- The input:

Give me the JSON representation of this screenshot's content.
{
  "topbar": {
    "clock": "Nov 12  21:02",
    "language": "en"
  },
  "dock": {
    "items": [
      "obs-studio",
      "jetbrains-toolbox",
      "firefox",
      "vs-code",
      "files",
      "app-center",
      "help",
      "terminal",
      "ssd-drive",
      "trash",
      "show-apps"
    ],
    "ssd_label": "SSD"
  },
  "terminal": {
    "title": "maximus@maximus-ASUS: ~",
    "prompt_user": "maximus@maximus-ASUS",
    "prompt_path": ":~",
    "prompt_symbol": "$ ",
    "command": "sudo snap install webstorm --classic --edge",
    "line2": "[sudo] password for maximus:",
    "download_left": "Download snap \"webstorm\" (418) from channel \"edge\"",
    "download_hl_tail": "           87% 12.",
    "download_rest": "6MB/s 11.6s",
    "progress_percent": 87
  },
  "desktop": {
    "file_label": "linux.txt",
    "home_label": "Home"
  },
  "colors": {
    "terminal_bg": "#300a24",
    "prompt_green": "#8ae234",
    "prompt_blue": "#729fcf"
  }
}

...

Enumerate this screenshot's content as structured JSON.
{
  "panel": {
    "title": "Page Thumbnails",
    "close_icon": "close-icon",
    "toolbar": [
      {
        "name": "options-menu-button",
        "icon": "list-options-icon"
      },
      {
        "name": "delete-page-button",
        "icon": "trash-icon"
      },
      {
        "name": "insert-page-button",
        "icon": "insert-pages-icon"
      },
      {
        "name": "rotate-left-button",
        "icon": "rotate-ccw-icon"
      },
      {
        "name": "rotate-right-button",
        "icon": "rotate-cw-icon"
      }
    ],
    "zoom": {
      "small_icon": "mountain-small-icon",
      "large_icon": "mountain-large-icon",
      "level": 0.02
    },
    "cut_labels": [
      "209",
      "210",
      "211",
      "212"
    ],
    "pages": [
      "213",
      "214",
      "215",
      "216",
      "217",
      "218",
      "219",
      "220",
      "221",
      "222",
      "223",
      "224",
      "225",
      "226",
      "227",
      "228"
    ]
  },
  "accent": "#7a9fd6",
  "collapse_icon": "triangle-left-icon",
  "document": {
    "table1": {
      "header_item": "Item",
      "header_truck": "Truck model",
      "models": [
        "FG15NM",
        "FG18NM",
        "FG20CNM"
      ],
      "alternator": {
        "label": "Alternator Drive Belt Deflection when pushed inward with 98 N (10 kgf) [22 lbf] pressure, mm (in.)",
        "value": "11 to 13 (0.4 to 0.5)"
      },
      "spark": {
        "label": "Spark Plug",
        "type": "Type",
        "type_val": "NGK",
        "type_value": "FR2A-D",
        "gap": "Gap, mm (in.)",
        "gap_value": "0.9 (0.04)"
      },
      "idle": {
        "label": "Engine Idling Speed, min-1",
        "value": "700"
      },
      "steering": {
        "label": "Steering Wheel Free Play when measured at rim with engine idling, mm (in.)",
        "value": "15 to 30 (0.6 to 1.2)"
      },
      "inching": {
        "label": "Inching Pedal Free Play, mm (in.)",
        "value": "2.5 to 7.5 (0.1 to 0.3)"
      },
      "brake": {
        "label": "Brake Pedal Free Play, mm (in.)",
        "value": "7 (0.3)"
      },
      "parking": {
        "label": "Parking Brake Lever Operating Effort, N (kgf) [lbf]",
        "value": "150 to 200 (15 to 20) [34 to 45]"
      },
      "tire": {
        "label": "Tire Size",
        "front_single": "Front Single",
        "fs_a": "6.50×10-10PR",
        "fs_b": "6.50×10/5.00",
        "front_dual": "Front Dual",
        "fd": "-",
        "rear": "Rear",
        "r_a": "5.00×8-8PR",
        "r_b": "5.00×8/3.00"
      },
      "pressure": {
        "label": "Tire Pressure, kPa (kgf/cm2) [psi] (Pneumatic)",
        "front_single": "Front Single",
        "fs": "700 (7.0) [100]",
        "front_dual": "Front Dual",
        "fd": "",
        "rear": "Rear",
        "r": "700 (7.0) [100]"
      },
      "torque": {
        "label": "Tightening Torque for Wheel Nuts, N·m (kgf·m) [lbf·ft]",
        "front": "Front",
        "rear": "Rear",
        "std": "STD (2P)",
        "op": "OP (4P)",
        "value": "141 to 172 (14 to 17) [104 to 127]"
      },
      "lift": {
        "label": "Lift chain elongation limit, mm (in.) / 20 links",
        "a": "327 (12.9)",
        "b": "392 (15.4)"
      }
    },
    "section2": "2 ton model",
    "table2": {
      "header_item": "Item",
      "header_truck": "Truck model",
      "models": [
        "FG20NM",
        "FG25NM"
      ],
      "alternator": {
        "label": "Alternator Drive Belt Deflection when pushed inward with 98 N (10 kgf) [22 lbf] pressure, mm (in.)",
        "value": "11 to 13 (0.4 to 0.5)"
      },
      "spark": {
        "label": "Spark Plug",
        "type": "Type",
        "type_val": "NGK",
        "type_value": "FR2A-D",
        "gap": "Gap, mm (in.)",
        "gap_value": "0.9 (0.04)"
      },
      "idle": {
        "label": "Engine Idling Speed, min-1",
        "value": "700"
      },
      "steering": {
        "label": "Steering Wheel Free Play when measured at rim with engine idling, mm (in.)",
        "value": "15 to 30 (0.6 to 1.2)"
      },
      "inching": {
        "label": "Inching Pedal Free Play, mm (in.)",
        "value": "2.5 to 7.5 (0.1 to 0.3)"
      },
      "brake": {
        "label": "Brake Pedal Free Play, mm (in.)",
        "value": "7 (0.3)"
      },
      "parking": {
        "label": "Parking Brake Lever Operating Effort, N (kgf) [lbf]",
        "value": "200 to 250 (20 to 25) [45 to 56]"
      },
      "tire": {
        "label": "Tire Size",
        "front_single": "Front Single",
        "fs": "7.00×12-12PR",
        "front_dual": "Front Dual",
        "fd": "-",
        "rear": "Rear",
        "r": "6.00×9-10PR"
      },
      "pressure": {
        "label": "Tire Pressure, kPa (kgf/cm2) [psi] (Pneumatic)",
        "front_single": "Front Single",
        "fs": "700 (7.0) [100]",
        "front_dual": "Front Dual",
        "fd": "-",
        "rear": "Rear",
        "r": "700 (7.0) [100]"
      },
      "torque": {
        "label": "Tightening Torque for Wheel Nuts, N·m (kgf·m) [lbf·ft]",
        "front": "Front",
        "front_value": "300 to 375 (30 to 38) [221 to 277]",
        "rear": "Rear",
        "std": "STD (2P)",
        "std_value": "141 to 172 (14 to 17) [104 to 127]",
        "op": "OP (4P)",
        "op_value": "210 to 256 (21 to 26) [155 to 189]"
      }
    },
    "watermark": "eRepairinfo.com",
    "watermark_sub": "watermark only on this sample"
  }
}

--

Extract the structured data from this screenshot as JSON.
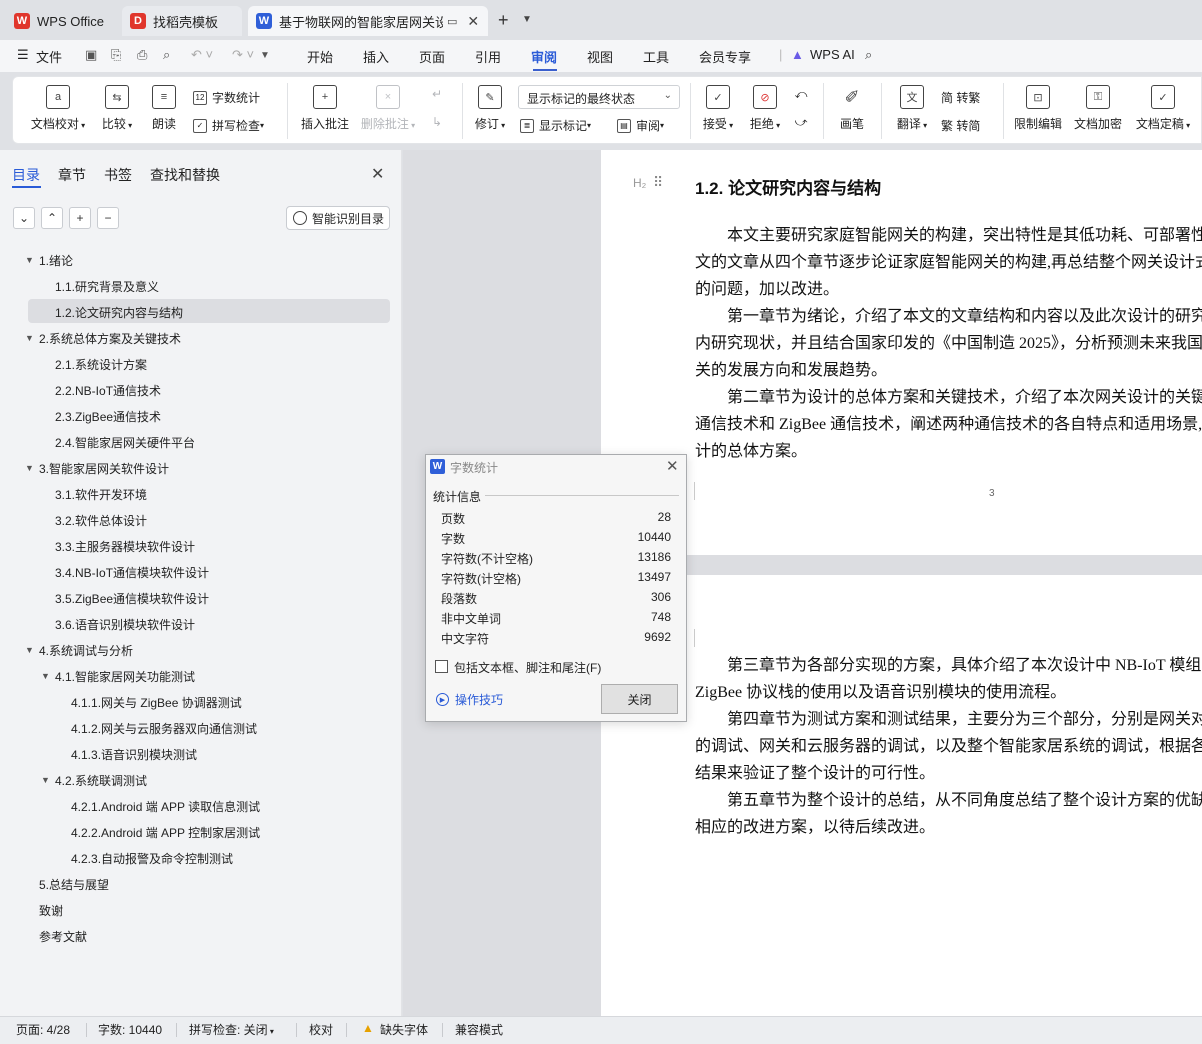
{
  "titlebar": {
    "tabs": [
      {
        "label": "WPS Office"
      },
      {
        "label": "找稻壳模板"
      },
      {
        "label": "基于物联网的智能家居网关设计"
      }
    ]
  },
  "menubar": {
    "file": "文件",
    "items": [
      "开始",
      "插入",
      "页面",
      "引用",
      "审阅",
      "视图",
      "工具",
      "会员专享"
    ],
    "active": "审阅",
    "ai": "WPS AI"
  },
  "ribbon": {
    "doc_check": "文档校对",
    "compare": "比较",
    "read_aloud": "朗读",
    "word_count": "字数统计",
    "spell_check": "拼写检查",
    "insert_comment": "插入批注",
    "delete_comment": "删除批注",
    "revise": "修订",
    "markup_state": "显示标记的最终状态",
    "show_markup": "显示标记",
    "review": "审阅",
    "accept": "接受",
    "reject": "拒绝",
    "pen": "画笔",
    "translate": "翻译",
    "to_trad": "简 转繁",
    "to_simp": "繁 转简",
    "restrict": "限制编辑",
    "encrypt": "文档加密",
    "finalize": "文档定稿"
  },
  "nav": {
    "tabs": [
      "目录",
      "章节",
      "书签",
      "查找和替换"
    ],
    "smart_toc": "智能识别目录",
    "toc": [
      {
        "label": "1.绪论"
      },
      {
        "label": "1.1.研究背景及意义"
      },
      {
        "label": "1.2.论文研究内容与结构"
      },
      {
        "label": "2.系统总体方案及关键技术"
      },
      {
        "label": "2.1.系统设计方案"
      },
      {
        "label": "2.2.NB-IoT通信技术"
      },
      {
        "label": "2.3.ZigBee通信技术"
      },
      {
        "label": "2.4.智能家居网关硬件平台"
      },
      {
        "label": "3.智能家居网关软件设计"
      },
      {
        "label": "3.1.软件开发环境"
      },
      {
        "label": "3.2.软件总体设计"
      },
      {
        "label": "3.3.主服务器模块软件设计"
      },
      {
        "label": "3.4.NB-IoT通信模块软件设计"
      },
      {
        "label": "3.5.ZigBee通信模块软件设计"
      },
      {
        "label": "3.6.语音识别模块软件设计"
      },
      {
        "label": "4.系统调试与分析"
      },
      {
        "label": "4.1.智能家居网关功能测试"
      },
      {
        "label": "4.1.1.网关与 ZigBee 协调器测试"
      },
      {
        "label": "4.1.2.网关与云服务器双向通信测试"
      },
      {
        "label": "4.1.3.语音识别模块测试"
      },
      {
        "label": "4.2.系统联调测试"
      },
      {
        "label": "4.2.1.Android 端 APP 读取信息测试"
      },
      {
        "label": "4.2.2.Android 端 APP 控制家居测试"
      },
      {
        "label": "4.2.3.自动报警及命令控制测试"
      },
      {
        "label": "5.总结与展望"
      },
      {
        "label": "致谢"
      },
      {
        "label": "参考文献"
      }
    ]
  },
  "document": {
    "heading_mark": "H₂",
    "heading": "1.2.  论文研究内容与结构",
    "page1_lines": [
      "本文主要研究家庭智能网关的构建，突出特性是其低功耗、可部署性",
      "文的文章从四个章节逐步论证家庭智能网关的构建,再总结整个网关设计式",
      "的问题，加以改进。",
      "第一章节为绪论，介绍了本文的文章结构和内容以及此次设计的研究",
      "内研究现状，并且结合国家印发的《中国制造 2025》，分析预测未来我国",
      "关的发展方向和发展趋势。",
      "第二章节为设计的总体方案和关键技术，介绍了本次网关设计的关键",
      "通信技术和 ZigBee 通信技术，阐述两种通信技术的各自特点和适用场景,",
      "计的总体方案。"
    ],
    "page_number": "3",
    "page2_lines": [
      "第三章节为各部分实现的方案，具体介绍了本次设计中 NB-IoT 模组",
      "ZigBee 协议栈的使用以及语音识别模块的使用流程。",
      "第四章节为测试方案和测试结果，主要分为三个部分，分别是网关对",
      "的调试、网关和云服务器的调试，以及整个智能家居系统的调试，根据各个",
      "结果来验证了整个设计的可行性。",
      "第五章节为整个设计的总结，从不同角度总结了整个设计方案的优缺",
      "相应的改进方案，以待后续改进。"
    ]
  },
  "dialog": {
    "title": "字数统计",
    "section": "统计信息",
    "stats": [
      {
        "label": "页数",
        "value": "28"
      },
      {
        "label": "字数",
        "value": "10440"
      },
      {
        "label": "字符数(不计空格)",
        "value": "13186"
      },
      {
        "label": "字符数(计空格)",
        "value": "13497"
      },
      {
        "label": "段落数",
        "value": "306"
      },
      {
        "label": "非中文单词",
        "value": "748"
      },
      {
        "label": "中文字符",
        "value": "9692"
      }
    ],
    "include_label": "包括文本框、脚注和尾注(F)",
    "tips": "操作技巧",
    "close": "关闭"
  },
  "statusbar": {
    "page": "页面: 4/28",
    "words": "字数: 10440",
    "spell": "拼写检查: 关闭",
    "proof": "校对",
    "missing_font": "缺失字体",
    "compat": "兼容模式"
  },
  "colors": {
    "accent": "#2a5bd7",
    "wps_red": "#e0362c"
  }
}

- Problem statement: Check each line above for "ASUS" and return the ones that have it.

- The solution:
    "title": "maximus@maximus-ASUS: ~",
    "prompt_user": "maximus@maximus-ASUS",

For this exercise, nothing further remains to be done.